The exercise - Take every line that has the string "Málaga" and copy it out.

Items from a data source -
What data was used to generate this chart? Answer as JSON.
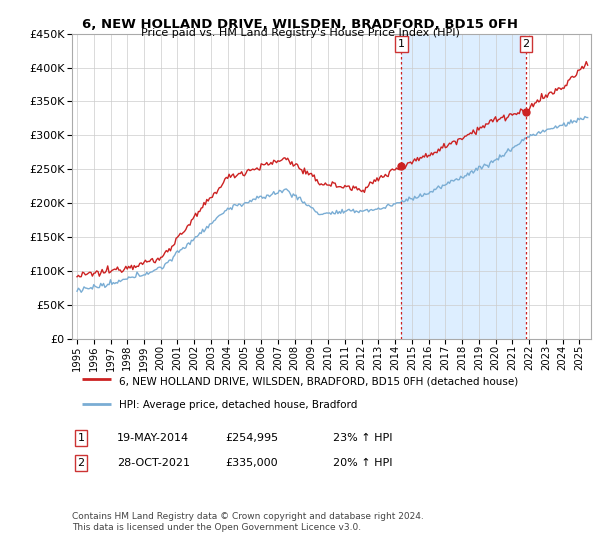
{
  "title": "6, NEW HOLLAND DRIVE, WILSDEN, BRADFORD, BD15 0FH",
  "subtitle": "Price paid vs. HM Land Registry's House Price Index (HPI)",
  "ylim": [
    0,
    450000
  ],
  "yticks": [
    0,
    50000,
    100000,
    150000,
    200000,
    250000,
    300000,
    350000,
    400000,
    450000
  ],
  "xlim_start": 1994.7,
  "xlim_end": 2025.7,
  "purchase1_date": 2014.37,
  "purchase1_price": 254995,
  "purchase1_label": "1",
  "purchase2_date": 2021.82,
  "purchase2_price": 335000,
  "purchase2_label": "2",
  "legend_line1": "6, NEW HOLLAND DRIVE, WILSDEN, BRADFORD, BD15 0FH (detached house)",
  "legend_line2": "HPI: Average price, detached house, Bradford",
  "annotation1_date": "19-MAY-2014",
  "annotation1_price": "£254,995",
  "annotation1_pct": "23% ↑ HPI",
  "annotation2_date": "28-OCT-2021",
  "annotation2_price": "£335,000",
  "annotation2_pct": "20% ↑ HPI",
  "footer": "Contains HM Land Registry data © Crown copyright and database right 2024.\nThis data is licensed under the Open Government Licence v3.0.",
  "line_color_red": "#cc2222",
  "line_color_blue": "#7aadd4",
  "bg_color": "#ffffff",
  "highlight_color": "#ddeeff",
  "grid_color": "#cccccc"
}
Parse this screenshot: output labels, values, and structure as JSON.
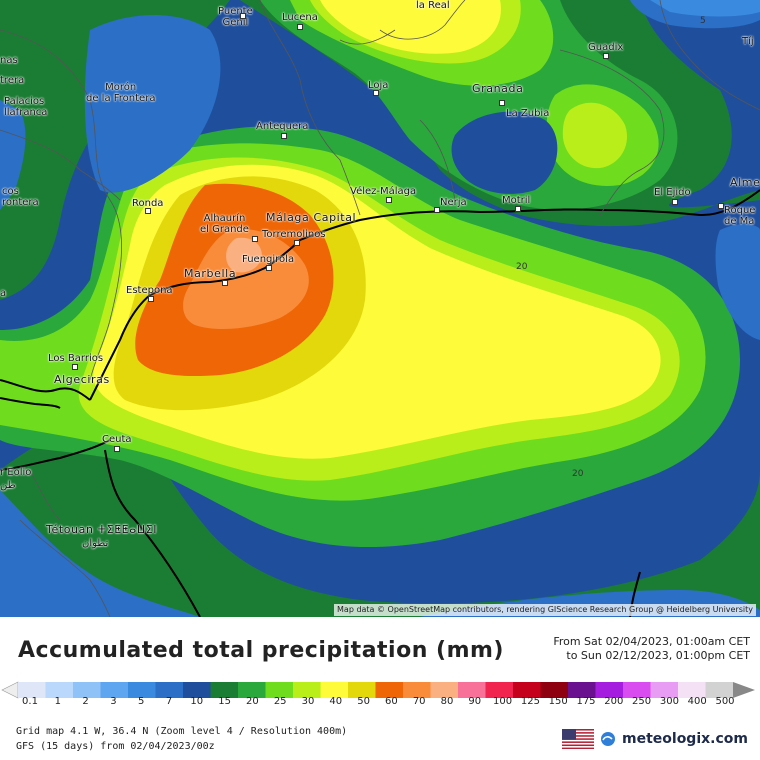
{
  "map": {
    "attribution": "Map data © OpenStreetMap contributors, rendering GIScience Research Group @ Heidelberg University",
    "places": [
      {
        "name": "Puente\nGenil",
        "big": false
      },
      {
        "name": "Lucena",
        "big": false
      },
      {
        "name": "la Real",
        "big": false
      },
      {
        "name": "Guadix",
        "big": false
      },
      {
        "name": "Tíj",
        "big": false
      },
      {
        "name": "nas",
        "big": false
      },
      {
        "name": "trera",
        "big": false
      },
      {
        "name": "Morón\nde la Frontera",
        "big": false
      },
      {
        "name": "Palacios\nllafranca",
        "big": false
      },
      {
        "name": "Loja",
        "big": false
      },
      {
        "name": "Granada",
        "big": true
      },
      {
        "name": "La Zubia",
        "big": false
      },
      {
        "name": "Antequera",
        "big": false
      },
      {
        "name": "cos\nrontera",
        "big": false
      },
      {
        "name": "Ronda",
        "big": false
      },
      {
        "name": "Vélez-Málaga",
        "big": false
      },
      {
        "name": "Nerja",
        "big": false
      },
      {
        "name": "Motril",
        "big": false
      },
      {
        "name": "El Ejido",
        "big": false
      },
      {
        "name": "Alme",
        "big": true
      },
      {
        "name": "Roque\nde Ma",
        "big": false
      },
      {
        "name": "Alhaurín\nel Grande",
        "big": false
      },
      {
        "name": "Málaga Capital",
        "big": true
      },
      {
        "name": "Torremolinos",
        "big": false
      },
      {
        "name": "Fuengirola",
        "big": false
      },
      {
        "name": "Marbella",
        "big": true
      },
      {
        "name": "Estepona",
        "big": false
      },
      {
        "name": "Los Barrios",
        "big": false
      },
      {
        "name": "Algeciras",
        "big": true
      },
      {
        "name": "Ceuta",
        "big": false
      },
      {
        "name": "r Eolio",
        "big": false
      },
      {
        "name": "طن",
        "big": false
      },
      {
        "name": "Tétouan ⵜⵉⵟⵟⴰⵡⵉⵏ",
        "big": true
      },
      {
        "name": "تطوان",
        "big": false
      },
      {
        "name": "a",
        "big": false
      }
    ],
    "contour_labels": [
      "20",
      "20",
      "5"
    ]
  },
  "title": "Accumulated total precipitation (mm)",
  "period": {
    "from": "From Sat 02/04/2023, 01:00am CET",
    "to": "to Sun 02/12/2023, 01:00pm CET"
  },
  "legend": {
    "values": [
      "0.1",
      "1",
      "2",
      "3",
      "5",
      "7",
      "10",
      "15",
      "20",
      "25",
      "30",
      "40",
      "50",
      "60",
      "70",
      "80",
      "90",
      "100",
      "125",
      "150",
      "175",
      "200",
      "250",
      "300",
      "400",
      "500"
    ],
    "colors": [
      "#dfe6f7",
      "#b9d8fb",
      "#8fc2f7",
      "#5ea6f0",
      "#3a8ae0",
      "#2b6fc6",
      "#1f4f9c",
      "#1b7d34",
      "#2aa83c",
      "#6fdd1e",
      "#b9ee1a",
      "#fdfb3a",
      "#e3d80c",
      "#ef6606",
      "#f98c3a",
      "#fbb081",
      "#f77198",
      "#f1234f",
      "#c4001d",
      "#8e0010",
      "#6a1190",
      "#a51ee0",
      "#d84cf0",
      "#e89cf3",
      "#f5e1f5",
      "#d2d2d2"
    ]
  },
  "meta": {
    "line1": "Grid map 4.1 W, 36.4 N (Zoom level 4 / Resolution 400m)",
    "line2": "GFS (15 days) from  02/04/2023/00z"
  },
  "brand": {
    "logo_text": "meteologix.com",
    "flag_icon": "us-flag-icon"
  }
}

Problem solution -
        "name": "Vélez-Málaga",
        "name": "Málaga Capital",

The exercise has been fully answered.